- [Written exercise] Repeat the records below exactly, leaving out every picture.

- [Extracted data]
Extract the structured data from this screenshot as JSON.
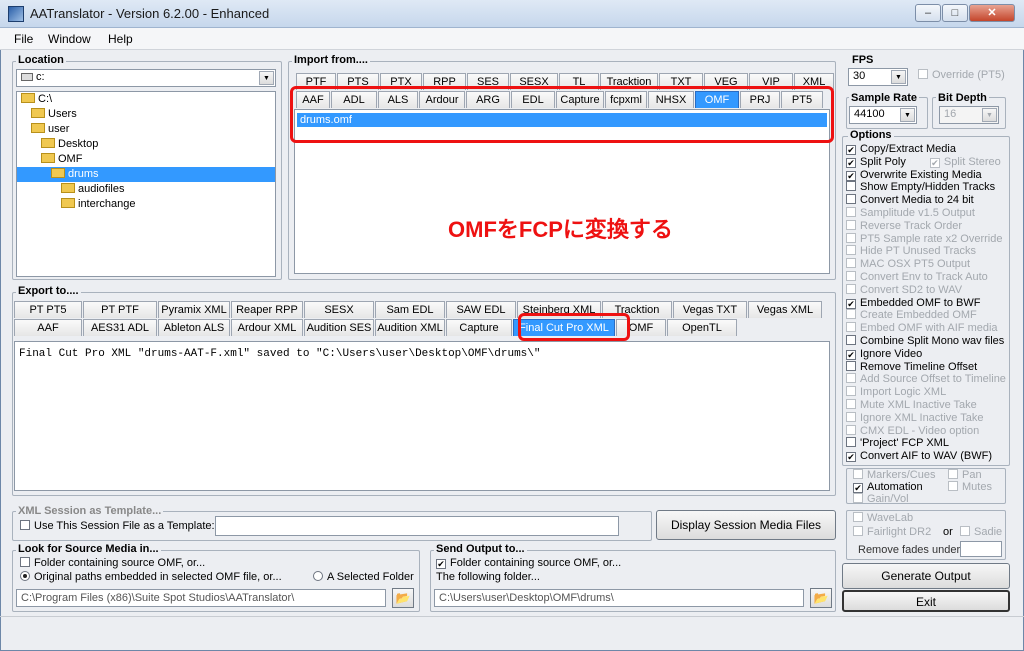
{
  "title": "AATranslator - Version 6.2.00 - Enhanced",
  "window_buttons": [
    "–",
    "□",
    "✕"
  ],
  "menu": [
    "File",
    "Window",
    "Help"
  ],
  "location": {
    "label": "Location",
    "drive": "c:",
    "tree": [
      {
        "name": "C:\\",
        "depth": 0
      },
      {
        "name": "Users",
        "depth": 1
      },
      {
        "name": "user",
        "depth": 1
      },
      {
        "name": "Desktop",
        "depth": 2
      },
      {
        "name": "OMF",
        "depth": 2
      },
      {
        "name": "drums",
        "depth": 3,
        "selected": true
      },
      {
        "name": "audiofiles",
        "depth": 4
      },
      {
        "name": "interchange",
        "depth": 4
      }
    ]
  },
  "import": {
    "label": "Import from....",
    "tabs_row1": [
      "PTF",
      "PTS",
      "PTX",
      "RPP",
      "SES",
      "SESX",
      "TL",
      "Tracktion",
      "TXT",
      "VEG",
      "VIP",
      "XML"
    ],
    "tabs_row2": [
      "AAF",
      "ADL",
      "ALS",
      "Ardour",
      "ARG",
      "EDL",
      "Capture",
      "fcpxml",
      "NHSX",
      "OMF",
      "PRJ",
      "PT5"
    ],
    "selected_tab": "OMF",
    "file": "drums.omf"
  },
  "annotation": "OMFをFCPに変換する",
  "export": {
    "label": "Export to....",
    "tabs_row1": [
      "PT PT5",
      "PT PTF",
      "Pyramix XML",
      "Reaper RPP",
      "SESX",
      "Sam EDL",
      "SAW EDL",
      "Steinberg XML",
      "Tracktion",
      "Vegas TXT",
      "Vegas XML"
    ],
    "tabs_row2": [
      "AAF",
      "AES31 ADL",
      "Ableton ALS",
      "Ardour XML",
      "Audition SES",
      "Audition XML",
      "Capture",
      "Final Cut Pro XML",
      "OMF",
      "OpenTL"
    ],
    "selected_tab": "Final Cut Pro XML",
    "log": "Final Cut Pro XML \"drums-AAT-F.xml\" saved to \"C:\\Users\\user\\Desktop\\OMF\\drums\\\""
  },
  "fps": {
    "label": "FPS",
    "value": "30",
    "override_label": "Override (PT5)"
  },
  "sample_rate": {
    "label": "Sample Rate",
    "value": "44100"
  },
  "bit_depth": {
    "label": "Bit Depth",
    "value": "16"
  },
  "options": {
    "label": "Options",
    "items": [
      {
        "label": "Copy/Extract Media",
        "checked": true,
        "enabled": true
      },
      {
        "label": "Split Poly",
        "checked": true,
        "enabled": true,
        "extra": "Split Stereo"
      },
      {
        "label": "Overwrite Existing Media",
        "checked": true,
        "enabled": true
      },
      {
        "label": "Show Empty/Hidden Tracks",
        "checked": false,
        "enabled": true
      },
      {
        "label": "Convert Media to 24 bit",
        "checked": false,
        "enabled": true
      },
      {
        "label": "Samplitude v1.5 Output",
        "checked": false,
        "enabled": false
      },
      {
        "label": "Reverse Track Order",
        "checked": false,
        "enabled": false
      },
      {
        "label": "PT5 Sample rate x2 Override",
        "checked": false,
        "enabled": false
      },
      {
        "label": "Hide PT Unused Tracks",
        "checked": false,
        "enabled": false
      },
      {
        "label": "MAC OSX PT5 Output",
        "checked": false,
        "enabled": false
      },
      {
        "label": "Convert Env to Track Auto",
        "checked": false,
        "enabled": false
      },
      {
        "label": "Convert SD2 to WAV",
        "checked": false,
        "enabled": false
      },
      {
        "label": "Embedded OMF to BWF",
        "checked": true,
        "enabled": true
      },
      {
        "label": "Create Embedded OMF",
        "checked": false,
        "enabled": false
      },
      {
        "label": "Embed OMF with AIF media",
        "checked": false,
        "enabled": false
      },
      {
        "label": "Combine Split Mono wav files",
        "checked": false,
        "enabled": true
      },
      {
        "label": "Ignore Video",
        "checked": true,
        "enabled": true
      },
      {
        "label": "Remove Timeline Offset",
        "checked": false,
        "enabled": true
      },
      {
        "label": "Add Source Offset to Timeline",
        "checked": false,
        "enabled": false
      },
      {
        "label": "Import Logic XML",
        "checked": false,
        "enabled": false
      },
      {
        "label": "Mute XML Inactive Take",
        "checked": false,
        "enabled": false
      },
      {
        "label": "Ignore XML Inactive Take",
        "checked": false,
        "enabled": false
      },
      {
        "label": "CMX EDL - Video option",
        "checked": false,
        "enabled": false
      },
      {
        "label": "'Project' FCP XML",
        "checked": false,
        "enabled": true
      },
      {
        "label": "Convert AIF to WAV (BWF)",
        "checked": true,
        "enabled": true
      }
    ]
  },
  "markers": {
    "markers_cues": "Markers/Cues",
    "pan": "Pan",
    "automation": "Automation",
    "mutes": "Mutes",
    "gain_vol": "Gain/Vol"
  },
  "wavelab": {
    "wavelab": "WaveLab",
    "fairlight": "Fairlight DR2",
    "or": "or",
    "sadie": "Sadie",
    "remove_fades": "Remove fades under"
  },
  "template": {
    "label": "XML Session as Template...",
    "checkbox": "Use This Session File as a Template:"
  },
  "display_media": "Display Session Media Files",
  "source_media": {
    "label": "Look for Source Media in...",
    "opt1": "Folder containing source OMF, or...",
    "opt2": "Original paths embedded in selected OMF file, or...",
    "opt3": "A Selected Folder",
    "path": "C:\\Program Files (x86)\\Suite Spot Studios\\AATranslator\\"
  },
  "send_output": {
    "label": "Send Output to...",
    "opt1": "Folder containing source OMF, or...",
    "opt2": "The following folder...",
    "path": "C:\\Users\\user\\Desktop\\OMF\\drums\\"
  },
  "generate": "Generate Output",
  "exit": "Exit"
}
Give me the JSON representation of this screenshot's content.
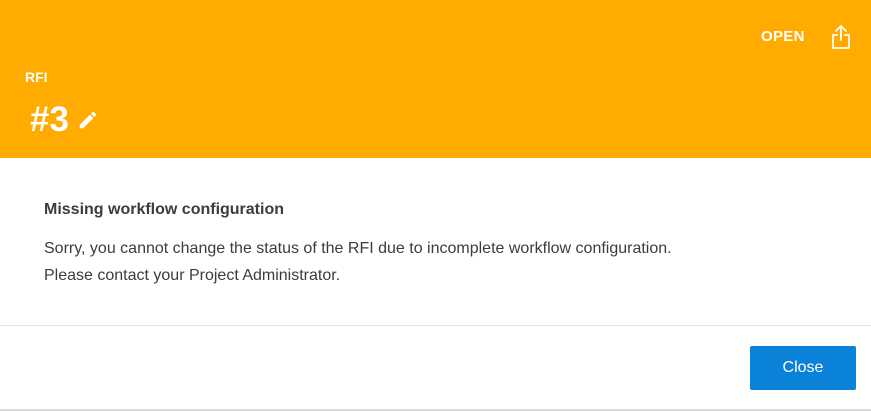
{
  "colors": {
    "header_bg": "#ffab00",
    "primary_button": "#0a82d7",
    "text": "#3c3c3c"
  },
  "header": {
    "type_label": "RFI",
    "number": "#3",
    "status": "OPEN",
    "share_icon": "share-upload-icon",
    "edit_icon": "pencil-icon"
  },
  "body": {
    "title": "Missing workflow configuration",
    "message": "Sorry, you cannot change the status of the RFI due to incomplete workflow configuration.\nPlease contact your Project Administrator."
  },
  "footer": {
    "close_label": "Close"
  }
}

- [Expected answer]
Extract the structured data from this screenshot as JSON.
{
  "title": "AATranslator - Version 6.2.00 - Enhanced",
  "window_buttons": [
    "–",
    "□",
    "✕"
  ],
  "menu": [
    "File",
    "Window",
    "Help"
  ],
  "location": {
    "label": "Location",
    "drive": "c:",
    "tree": [
      {
        "name": "C:\\",
        "depth": 0
      },
      {
        "name": "Users",
        "depth": 1
      },
      {
        "name": "user",
        "depth": 1
      },
      {
        "name": "Desktop",
        "depth": 2
      },
      {
        "name": "OMF",
        "depth": 2
      },
      {
        "name": "drums",
        "depth": 3,
        "selected": true
      },
      {
        "name": "audiofiles",
        "depth": 4
      },
      {
        "name": "interchange",
        "depth": 4
      }
    ]
  },
  "import": {
    "label": "Import from....",
    "tabs_row1": [
      "PTF",
      "PTS",
      "PTX",
      "RPP",
      "SES",
      "SESX",
      "TL",
      "Tracktion",
      "TXT",
      "VEG",
      "VIP",
      "XML"
    ],
    "tabs_row2": [
      "AAF",
      "ADL",
      "ALS",
      "Ardour",
      "ARG",
      "EDL",
      "Capture",
      "fcpxml",
      "NHSX",
      "OMF",
      "PRJ",
      "PT5"
    ],
    "selected_tab": "OMF",
    "file": "drums.omf"
  },
  "annotation": "OMFをFCPに変換する",
  "export": {
    "label": "Export to....",
    "tabs_row1": [
      "PT PT5",
      "PT PTF",
      "Pyramix XML",
      "Reaper RPP",
      "SESX",
      "Sam EDL",
      "SAW EDL",
      "Steinberg XML",
      "Tracktion",
      "Vegas TXT",
      "Vegas XML"
    ],
    "tabs_row2": [
      "AAF",
      "AES31 ADL",
      "Ableton ALS",
      "Ardour XML",
      "Audition SES",
      "Audition XML",
      "Capture",
      "Final Cut Pro XML",
      "OMF",
      "OpenTL"
    ],
    "selected_tab": "Final Cut Pro XML",
    "log": "Final Cut Pro XML \"drums-AAT-F.xml\" saved to \"C:\\Users\\user\\Desktop\\OMF\\drums\\\""
  },
  "fps": {
    "label": "FPS",
    "value": "30",
    "override_label": "Override (PT5)"
  },
  "sample_rate": {
    "label": "Sample Rate",
    "value": "44100"
  },
  "bit_depth": {
    "label": "Bit Depth",
    "value": "16"
  },
  "options": {
    "label": "Options",
    "items": [
      {
        "label": "Copy/Extract Media",
        "checked": true,
        "enabled": true
      },
      {
        "label": "Split Poly",
        "checked": true,
        "enabled": true,
        "extra": "Split Stereo"
      },
      {
        "label": "Overwrite Existing Media",
        "checked": true,
        "enabled": true
      },
      {
        "label": "Show Empty/Hidden Tracks",
        "checked": false,
        "enabled": true
      },
      {
        "label": "Convert Media to 24 bit",
        "checked": false,
        "enabled": true
      },
      {
        "label": "Samplitude v1.5 Output",
        "checked": false,
        "enabled": false
      },
      {
        "label": "Reverse Track Order",
        "checked": false,
        "enabled": false
      },
      {
        "label": "PT5 Sample rate x2 Override",
        "checked": false,
        "enabled": false
      },
      {
        "label": "Hide PT Unused Tracks",
        "checked": false,
        "enabled": false
      },
      {
        "label": "MAC OSX PT5 Output",
        "checked": false,
        "enabled": false
      },
      {
        "label": "Convert Env to Track Auto",
        "checked": false,
        "enabled": false
      },
      {
        "label": "Convert SD2 to WAV",
        "checked": false,
        "enabled": false
      },
      {
        "label": "Embedded OMF to BWF",
        "checked": true,
        "enabled": true
      },
      {
        "label": "Create Embedded OMF",
        "checked": false,
        "enabled": false
      },
      {
        "label": "Embed OMF with AIF media",
        "checked": false,
        "enabled": false
      },
      {
        "label": "Combine Split Mono wav files",
        "checked": false,
        "enabled": true
      },
      {
        "label": "Ignore Video",
        "checked": true,
        "enabled": true
      },
      {
        "label": "Remove Timeline Offset",
        "checked": false,
        "enabled": true
      },
      {
        "label": "Add Source Offset to Timeline",
        "checked": false,
        "enabled": false
      },
      {
        "label": "Import Logic XML",
        "checked": false,
        "enabled": false
      },
      {
        "label": "Mute XML Inactive Take",
        "checked": false,
        "enabled": false
      },
      {
        "label": "Ignore XML Inactive Take",
        "checked": false,
        "enabled": false
      },
      {
        "label": "CMX EDL - Video option",
        "checked": false,
        "enabled": false
      },
      {
        "label": "'Project' FCP XML",
        "checked": false,
        "enabled": true
      },
      {
        "label": "Convert AIF to WAV (BWF)",
        "checked": true,
        "enabled": true
      }
    ]
  },
  "markers": {
    "markers_cues": "Markers/Cues",
    "pan": "Pan",
    "automation": "Automation",
    "mutes": "Mutes",
    "gain_vol": "Gain/Vol"
  },
  "wavelab": {
    "wavelab": "WaveLab",
    "fairlight": "Fairlight DR2",
    "or": "or",
    "sadie": "Sadie",
    "remove_fades": "Remove fades under"
  },
  "template": {
    "label": "XML Session as Template...",
    "checkbox": "Use This Session File as a Template:"
  },
  "display_media": "Display Session Media Files",
  "source_media": {
    "label": "Look for Source Media in...",
    "opt1": "Folder containing source OMF, or...",
    "opt2": "Original paths embedded in selected OMF file, or...",
    "opt3": "A Selected Folder",
    "path": "C:\\Program Files (x86)\\Suite Spot Studios\\AATranslator\\"
  },
  "send_output": {
    "label": "Send Output to...",
    "opt1": "Folder containing source OMF, or...",
    "opt2": "The following folder...",
    "path": "C:\\Users\\user\\Desktop\\OMF\\drums\\"
  },
  "generate": "Generate Output",
  "exit": "Exit"
}
Give me the JSON representation of this screenshot's content.
{
  "colors": {
    "header_bg": "#ffab00",
    "primary_button": "#0a82d7",
    "text": "#3c3c3c"
  },
  "header": {
    "type_label": "RFI",
    "number": "#3",
    "status": "OPEN",
    "share_icon": "share-upload-icon",
    "edit_icon": "pencil-icon"
  },
  "body": {
    "title": "Missing workflow configuration",
    "message": "Sorry, you cannot change the status of the RFI due to incomplete workflow configuration.\nPlease contact your Project Administrator."
  },
  "footer": {
    "close_label": "Close"
  }
}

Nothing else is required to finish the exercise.